# WRITTEN PROBLEM
Type out the material below exactly.

# DATA SUPPLIED

====

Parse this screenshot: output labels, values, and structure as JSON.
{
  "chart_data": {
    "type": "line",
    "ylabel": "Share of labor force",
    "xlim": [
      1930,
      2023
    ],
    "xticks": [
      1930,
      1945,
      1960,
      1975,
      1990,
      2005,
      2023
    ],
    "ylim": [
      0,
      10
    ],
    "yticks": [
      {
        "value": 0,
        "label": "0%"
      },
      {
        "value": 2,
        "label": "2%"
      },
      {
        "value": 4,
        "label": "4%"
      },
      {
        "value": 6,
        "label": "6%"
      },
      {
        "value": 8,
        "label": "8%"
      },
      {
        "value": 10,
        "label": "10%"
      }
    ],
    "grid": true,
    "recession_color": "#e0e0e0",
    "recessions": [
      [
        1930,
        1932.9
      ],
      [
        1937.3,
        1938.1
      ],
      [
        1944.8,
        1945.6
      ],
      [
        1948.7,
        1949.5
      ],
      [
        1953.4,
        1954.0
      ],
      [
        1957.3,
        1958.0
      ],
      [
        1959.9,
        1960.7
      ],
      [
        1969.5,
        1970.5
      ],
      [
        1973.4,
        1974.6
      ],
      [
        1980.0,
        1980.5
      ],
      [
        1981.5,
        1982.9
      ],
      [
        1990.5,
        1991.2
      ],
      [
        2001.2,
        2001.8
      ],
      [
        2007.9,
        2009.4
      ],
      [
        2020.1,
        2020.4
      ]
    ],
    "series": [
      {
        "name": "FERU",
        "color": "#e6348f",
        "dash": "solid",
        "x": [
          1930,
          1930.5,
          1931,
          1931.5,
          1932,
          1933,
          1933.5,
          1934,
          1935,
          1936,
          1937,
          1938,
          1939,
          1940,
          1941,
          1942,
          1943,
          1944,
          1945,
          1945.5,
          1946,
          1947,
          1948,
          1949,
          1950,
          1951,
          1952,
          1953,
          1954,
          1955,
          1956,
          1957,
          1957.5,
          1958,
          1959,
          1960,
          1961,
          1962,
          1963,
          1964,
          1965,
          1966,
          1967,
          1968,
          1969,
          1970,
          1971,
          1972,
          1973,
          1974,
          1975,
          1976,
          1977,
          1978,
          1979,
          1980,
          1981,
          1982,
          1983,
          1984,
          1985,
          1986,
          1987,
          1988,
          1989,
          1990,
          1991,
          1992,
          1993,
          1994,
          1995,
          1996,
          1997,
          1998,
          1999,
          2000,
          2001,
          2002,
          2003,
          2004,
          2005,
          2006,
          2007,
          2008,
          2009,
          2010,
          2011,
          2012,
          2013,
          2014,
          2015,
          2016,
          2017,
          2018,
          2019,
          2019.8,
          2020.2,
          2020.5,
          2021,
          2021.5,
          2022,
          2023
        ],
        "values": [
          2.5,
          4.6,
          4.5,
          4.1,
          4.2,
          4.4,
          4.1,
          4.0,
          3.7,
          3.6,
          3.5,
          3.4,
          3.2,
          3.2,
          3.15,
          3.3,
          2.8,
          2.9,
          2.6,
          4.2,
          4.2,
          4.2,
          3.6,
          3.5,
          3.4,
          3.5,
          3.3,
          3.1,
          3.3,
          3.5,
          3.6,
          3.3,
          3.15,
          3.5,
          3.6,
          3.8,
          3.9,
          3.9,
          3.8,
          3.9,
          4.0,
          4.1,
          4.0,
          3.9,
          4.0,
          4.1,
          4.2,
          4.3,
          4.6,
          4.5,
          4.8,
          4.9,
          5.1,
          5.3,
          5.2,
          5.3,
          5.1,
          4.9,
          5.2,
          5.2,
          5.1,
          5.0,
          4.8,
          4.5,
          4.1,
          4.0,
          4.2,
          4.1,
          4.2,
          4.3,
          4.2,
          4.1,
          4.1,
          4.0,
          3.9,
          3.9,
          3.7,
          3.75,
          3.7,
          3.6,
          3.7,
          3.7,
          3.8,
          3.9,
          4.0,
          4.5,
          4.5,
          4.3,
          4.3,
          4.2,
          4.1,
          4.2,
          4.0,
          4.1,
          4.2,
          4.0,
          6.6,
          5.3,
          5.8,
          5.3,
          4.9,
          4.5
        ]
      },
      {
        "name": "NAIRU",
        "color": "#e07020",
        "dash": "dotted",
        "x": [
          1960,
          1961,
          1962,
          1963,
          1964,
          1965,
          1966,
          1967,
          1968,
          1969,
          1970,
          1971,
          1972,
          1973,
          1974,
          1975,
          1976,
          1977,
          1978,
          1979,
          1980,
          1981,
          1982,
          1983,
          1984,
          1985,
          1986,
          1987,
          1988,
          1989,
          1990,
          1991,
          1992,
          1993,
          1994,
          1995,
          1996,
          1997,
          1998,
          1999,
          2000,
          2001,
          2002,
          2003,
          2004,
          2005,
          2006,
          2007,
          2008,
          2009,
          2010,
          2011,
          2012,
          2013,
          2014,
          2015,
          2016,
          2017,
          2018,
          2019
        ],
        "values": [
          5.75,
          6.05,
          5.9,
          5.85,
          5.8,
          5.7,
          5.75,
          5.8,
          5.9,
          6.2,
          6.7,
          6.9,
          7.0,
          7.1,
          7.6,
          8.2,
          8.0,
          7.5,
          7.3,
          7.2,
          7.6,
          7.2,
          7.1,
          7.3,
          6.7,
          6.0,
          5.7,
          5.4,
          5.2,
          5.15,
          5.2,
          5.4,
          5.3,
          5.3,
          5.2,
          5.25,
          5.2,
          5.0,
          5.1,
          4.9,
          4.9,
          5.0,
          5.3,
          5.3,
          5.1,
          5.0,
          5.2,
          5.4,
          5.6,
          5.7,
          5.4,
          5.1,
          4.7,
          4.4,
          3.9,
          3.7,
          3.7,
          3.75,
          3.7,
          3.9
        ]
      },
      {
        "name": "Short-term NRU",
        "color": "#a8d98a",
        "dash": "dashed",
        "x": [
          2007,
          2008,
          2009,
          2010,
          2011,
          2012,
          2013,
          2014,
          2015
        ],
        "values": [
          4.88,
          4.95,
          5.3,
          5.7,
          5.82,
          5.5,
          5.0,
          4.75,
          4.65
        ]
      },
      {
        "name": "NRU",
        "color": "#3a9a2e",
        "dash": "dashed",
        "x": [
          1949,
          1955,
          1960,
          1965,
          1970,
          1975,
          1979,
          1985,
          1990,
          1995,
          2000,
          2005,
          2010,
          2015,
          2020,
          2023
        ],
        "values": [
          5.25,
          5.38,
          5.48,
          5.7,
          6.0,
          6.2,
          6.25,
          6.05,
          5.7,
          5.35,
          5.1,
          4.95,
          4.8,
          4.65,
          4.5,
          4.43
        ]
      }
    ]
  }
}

====

# THE COMPLETED TASK
Parse this screenshot: output labels, values, and structure as JSON.
{
  "chart_data": {
    "type": "line",
    "ylabel": "Share of labor force",
    "xlim": [
      1930,
      2023
    ],
    "xticks": [
      1930,
      1945,
      1960,
      1975,
      1990,
      2005,
      2023
    ],
    "ylim": [
      0,
      10
    ],
    "yticks": [
      {
        "value": 0,
        "label": "0%"
      },
      {
        "value": 2,
        "label": "2%"
      },
      {
        "value": 4,
        "label": "4%"
      },
      {
        "value": 6,
        "label": "6%"
      },
      {
        "value": 8,
        "label": "8%"
      },
      {
        "value": 10,
        "label": "10%"
      }
    ],
    "grid": true,
    "recession_color": "#e0e0e0",
    "recessions": [
      [
        1930,
        1932.9
      ],
      [
        1937.3,
        1938.1
      ],
      [
        1944.8,
        1945.6
      ],
      [
        1948.7,
        1949.5
      ],
      [
        1953.4,
        1954.0
      ],
      [
        1957.3,
        1958.0
      ],
      [
        1959.9,
        1960.7
      ],
      [
        1969.5,
        1970.5
      ],
      [
        1973.4,
        1974.6
      ],
      [
        1980.0,
        1980.5
      ],
      [
        1981.5,
        1982.9
      ],
      [
        1990.5,
        1991.2
      ],
      [
        2001.2,
        2001.8
      ],
      [
        2007.9,
        2009.4
      ],
      [
        2020.1,
        2020.4
      ]
    ],
    "series": [
      {
        "name": "FERU",
        "color": "#e6348f",
        "dash": "solid",
        "x": [
          1930,
          1930.5,
          1931,
          1931.5,
          1932,
          1933,
          1933.5,
          1934,
          1935,
          1936,
          1937,
          1938,
          1939,
          1940,
          1941,
          1942,
          1943,
          1944,
          1945,
          1945.5,
          1946,
          1947,
          1948,
          1949,
          1950,
          1951,
          1952,
          1953,
          1954,
          1955,
          1956,
          1957,
          1957.5,
          1958,
          1959,
          1960,
          1961,
          1962,
          1963,
          1964,
          1965,
          1966,
          1967,
          1968,
          1969,
          1970,
          1971,
          1972,
          1973,
          1974,
          1975,
          1976,
          1977,
          1978,
          1979,
          1980,
          1981,
          1982,
          1983,
          1984,
          1985,
          1986,
          1987,
          1988,
          1989,
          1990,
          1991,
          1992,
          1993,
          1994,
          1995,
          1996,
          1997,
          1998,
          1999,
          2000,
          2001,
          2002,
          2003,
          2004,
          2005,
          2006,
          2007,
          2008,
          2009,
          2010,
          2011,
          2012,
          2013,
          2014,
          2015,
          2016,
          2017,
          2018,
          2019,
          2019.8,
          2020.2,
          2020.5,
          2021,
          2021.5,
          2022,
          2023
        ],
        "values": [
          2.5,
          4.6,
          4.5,
          4.1,
          4.2,
          4.4,
          4.1,
          4.0,
          3.7,
          3.6,
          3.5,
          3.4,
          3.2,
          3.2,
          3.15,
          3.3,
          2.8,
          2.9,
          2.6,
          4.2,
          4.2,
          4.2,
          3.6,
          3.5,
          3.4,
          3.5,
          3.3,
          3.1,
          3.3,
          3.5,
          3.6,
          3.3,
          3.15,
          3.5,
          3.6,
          3.8,
          3.9,
          3.9,
          3.8,
          3.9,
          4.0,
          4.1,
          4.0,
          3.9,
          4.0,
          4.1,
          4.2,
          4.3,
          4.6,
          4.5,
          4.8,
          4.9,
          5.1,
          5.3,
          5.2,
          5.3,
          5.1,
          4.9,
          5.2,
          5.2,
          5.1,
          5.0,
          4.8,
          4.5,
          4.1,
          4.0,
          4.2,
          4.1,
          4.2,
          4.3,
          4.2,
          4.1,
          4.1,
          4.0,
          3.9,
          3.9,
          3.7,
          3.75,
          3.7,
          3.6,
          3.7,
          3.7,
          3.8,
          3.9,
          4.0,
          4.5,
          4.5,
          4.3,
          4.3,
          4.2,
          4.1,
          4.2,
          4.0,
          4.1,
          4.2,
          4.0,
          6.6,
          5.3,
          5.8,
          5.3,
          4.9,
          4.5
        ]
      },
      {
        "name": "NAIRU",
        "color": "#e07020",
        "dash": "dotted",
        "x": [
          1960,
          1961,
          1962,
          1963,
          1964,
          1965,
          1966,
          1967,
          1968,
          1969,
          1970,
          1971,
          1972,
          1973,
          1974,
          1975,
          1976,
          1977,
          1978,
          1979,
          1980,
          1981,
          1982,
          1983,
          1984,
          1985,
          1986,
          1987,
          1988,
          1989,
          1990,
          1991,
          1992,
          1993,
          1994,
          1995,
          1996,
          1997,
          1998,
          1999,
          2000,
          2001,
          2002,
          2003,
          2004,
          2005,
          2006,
          2007,
          2008,
          2009,
          2010,
          2011,
          2012,
          2013,
          2014,
          2015,
          2016,
          2017,
          2018,
          2019
        ],
        "values": [
          5.75,
          6.05,
          5.9,
          5.85,
          5.8,
          5.7,
          5.75,
          5.8,
          5.9,
          6.2,
          6.7,
          6.9,
          7.0,
          7.1,
          7.6,
          8.2,
          8.0,
          7.5,
          7.3,
          7.2,
          7.6,
          7.2,
          7.1,
          7.3,
          6.7,
          6.0,
          5.7,
          5.4,
          5.2,
          5.15,
          5.2,
          5.4,
          5.3,
          5.3,
          5.2,
          5.25,
          5.2,
          5.0,
          5.1,
          4.9,
          4.9,
          5.0,
          5.3,
          5.3,
          5.1,
          5.0,
          5.2,
          5.4,
          5.6,
          5.7,
          5.4,
          5.1,
          4.7,
          4.4,
          3.9,
          3.7,
          3.7,
          3.75,
          3.7,
          3.9
        ]
      },
      {
        "name": "Short-term NRU",
        "color": "#a8d98a",
        "dash": "dashed",
        "x": [
          2007,
          2008,
          2009,
          2010,
          2011,
          2012,
          2013,
          2014,
          2015
        ],
        "values": [
          4.88,
          4.95,
          5.3,
          5.7,
          5.82,
          5.5,
          5.0,
          4.75,
          4.65
        ]
      },
      {
        "name": "NRU",
        "color": "#3a9a2e",
        "dash": "dashed",
        "x": [
          1949,
          1955,
          1960,
          1965,
          1970,
          1975,
          1979,
          1985,
          1990,
          1995,
          2000,
          2005,
          2010,
          2015,
          2020,
          2023
        ],
        "values": [
          5.25,
          5.38,
          5.48,
          5.7,
          6.0,
          6.2,
          6.25,
          6.05,
          5.7,
          5.35,
          5.1,
          4.95,
          4.8,
          4.65,
          4.5,
          4.43
        ]
      }
    ]
  }
}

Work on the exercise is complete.